** start of MATERIAL PROVIDED **
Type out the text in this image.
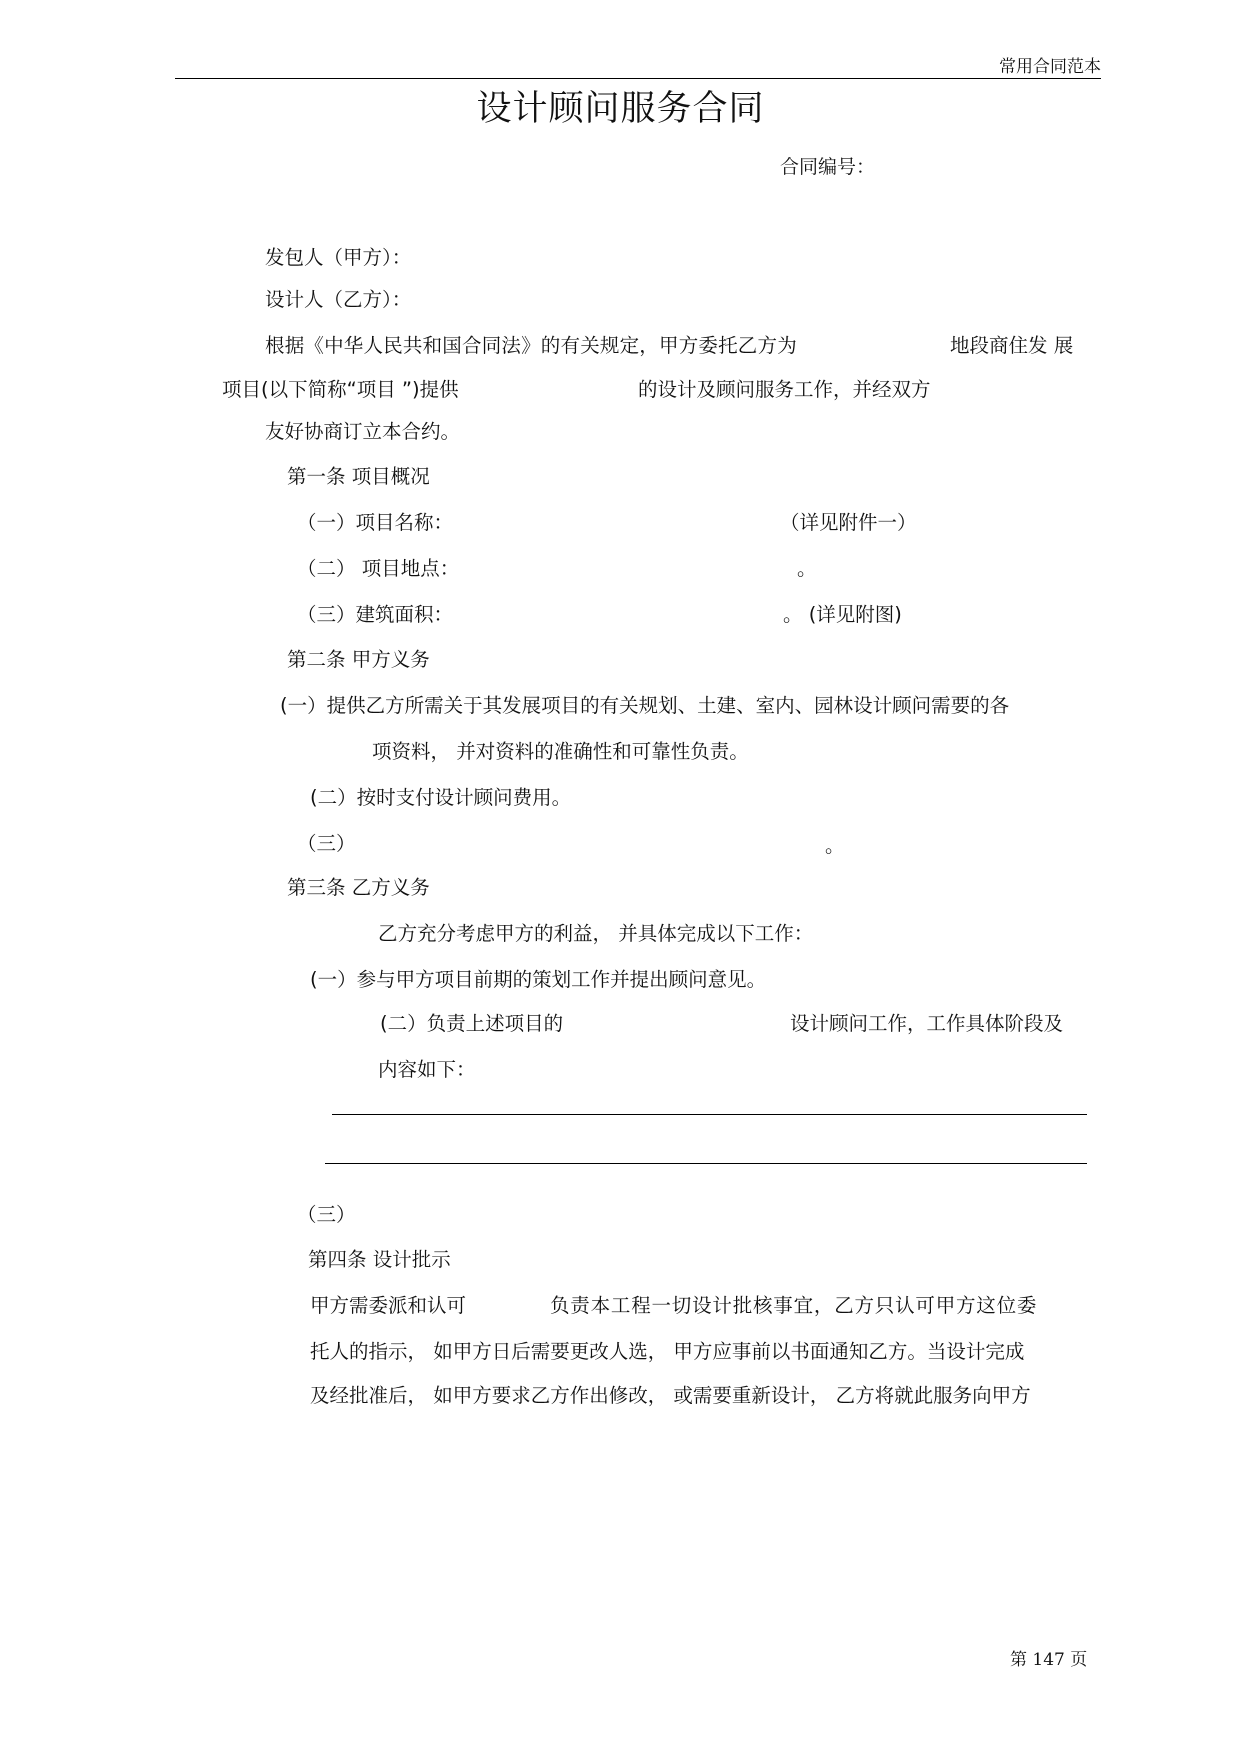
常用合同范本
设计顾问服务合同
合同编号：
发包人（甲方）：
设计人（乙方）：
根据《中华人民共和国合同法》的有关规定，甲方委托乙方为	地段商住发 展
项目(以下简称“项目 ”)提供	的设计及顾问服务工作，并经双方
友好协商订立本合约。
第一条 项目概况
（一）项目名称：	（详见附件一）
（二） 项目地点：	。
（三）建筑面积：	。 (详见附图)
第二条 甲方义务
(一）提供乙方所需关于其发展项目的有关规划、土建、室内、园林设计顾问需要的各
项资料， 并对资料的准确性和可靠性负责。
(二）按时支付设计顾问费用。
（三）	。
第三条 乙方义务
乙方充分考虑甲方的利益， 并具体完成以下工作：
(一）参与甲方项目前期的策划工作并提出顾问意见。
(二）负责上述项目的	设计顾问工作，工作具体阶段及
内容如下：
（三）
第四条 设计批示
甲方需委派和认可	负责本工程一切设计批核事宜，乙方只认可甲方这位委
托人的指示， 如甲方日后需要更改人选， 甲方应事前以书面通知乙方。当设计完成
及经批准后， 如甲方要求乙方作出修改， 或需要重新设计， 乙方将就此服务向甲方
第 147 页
** end of MATERIAL PROVIDED **
** start of MATERIAL PROVIDED **
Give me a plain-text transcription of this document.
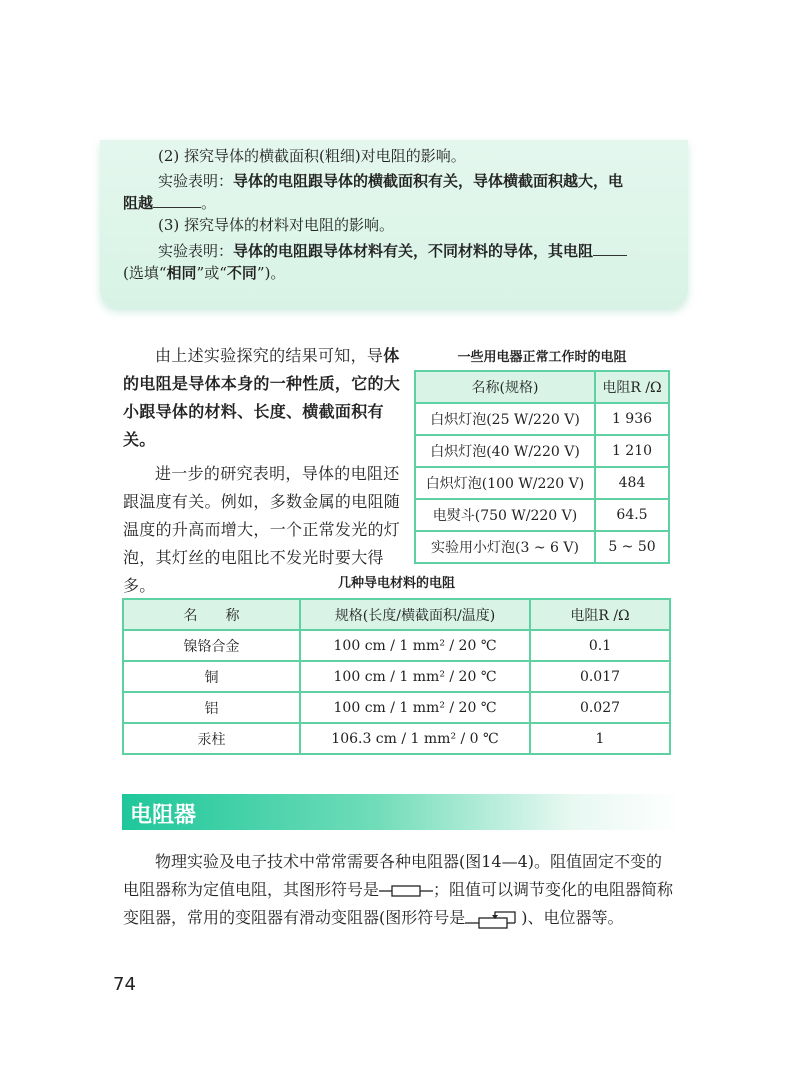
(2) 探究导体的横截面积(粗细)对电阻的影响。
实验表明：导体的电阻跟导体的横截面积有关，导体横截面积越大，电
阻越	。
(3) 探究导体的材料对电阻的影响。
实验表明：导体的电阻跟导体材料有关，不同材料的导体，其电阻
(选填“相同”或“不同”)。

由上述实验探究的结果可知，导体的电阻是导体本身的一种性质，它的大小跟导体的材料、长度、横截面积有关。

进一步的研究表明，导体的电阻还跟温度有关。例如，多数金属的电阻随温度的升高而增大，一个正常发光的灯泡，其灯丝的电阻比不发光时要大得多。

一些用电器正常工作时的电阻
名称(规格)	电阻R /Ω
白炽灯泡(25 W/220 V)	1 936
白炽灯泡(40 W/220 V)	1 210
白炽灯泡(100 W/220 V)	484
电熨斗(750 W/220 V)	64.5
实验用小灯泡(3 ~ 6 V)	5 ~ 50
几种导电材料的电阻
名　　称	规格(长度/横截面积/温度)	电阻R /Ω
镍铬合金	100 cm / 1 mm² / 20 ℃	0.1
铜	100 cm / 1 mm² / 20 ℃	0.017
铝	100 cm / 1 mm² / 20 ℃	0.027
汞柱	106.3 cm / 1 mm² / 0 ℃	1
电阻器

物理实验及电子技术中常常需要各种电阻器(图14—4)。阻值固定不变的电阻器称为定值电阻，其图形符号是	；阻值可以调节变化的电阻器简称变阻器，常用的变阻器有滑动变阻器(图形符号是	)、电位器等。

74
** end of MATERIAL PROVIDED **
** start of MATERIAL PROVIDED **
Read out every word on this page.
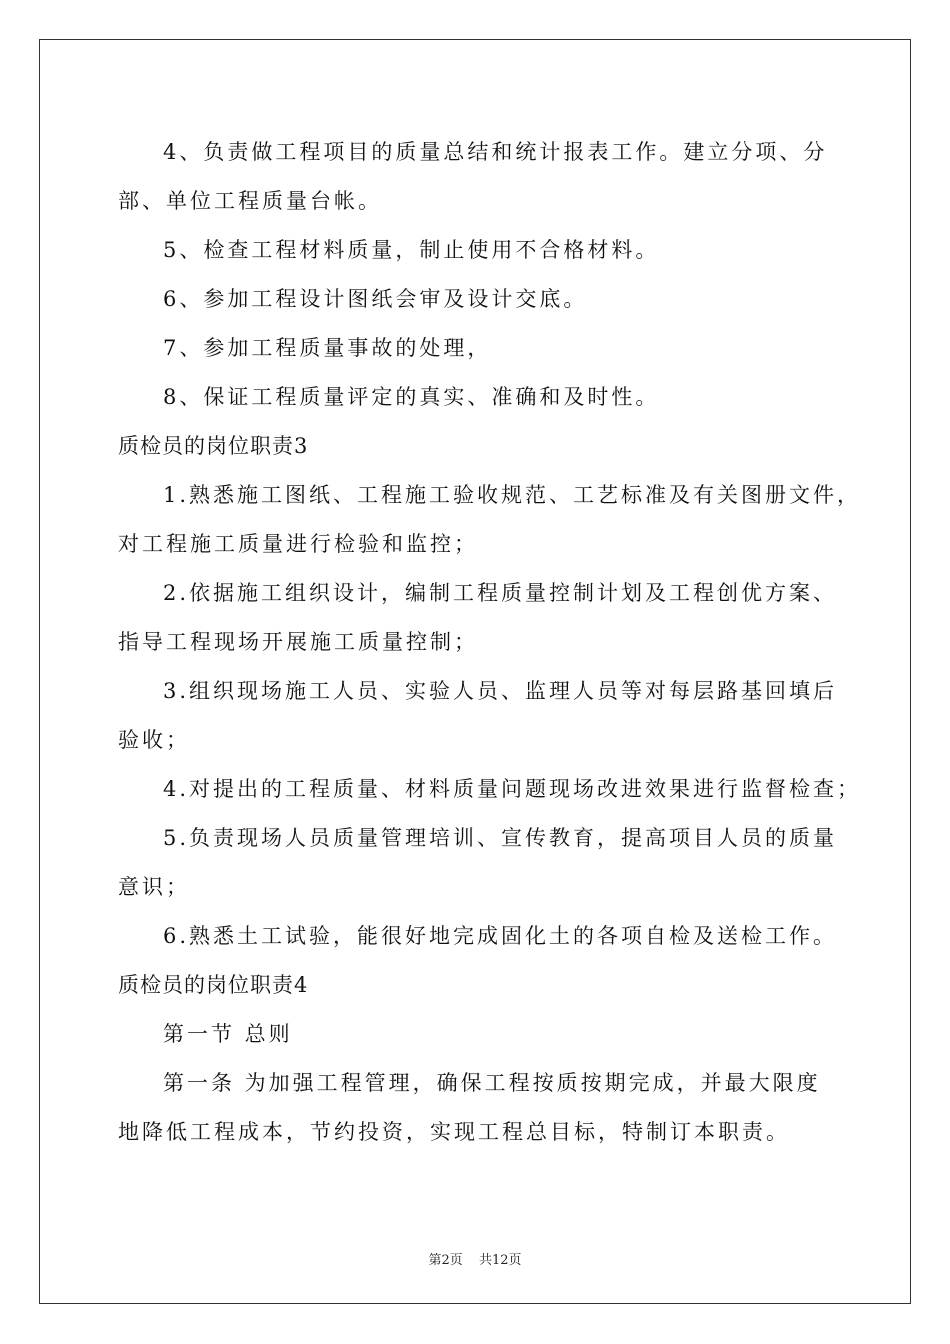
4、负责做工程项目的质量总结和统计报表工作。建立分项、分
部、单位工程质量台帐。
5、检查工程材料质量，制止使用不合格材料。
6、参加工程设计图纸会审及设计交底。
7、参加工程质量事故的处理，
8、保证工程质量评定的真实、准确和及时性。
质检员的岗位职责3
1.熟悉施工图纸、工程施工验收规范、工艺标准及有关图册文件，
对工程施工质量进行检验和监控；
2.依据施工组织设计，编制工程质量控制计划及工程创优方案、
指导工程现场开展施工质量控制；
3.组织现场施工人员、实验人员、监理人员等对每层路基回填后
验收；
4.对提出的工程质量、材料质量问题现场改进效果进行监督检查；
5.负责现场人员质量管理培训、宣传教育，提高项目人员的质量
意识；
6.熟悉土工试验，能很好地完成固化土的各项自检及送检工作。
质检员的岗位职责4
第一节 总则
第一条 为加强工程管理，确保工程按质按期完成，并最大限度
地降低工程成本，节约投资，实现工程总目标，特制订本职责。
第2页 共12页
** end of MATERIAL PROVIDED **
### EXERCISE DESCRIPTION
Each line in the data that holds the string "this" should be found and copied.

### COMPLETE OUTPUT
Type out the text in this image.
Give me a plain-text transcription of this document.
Read out every word on this page.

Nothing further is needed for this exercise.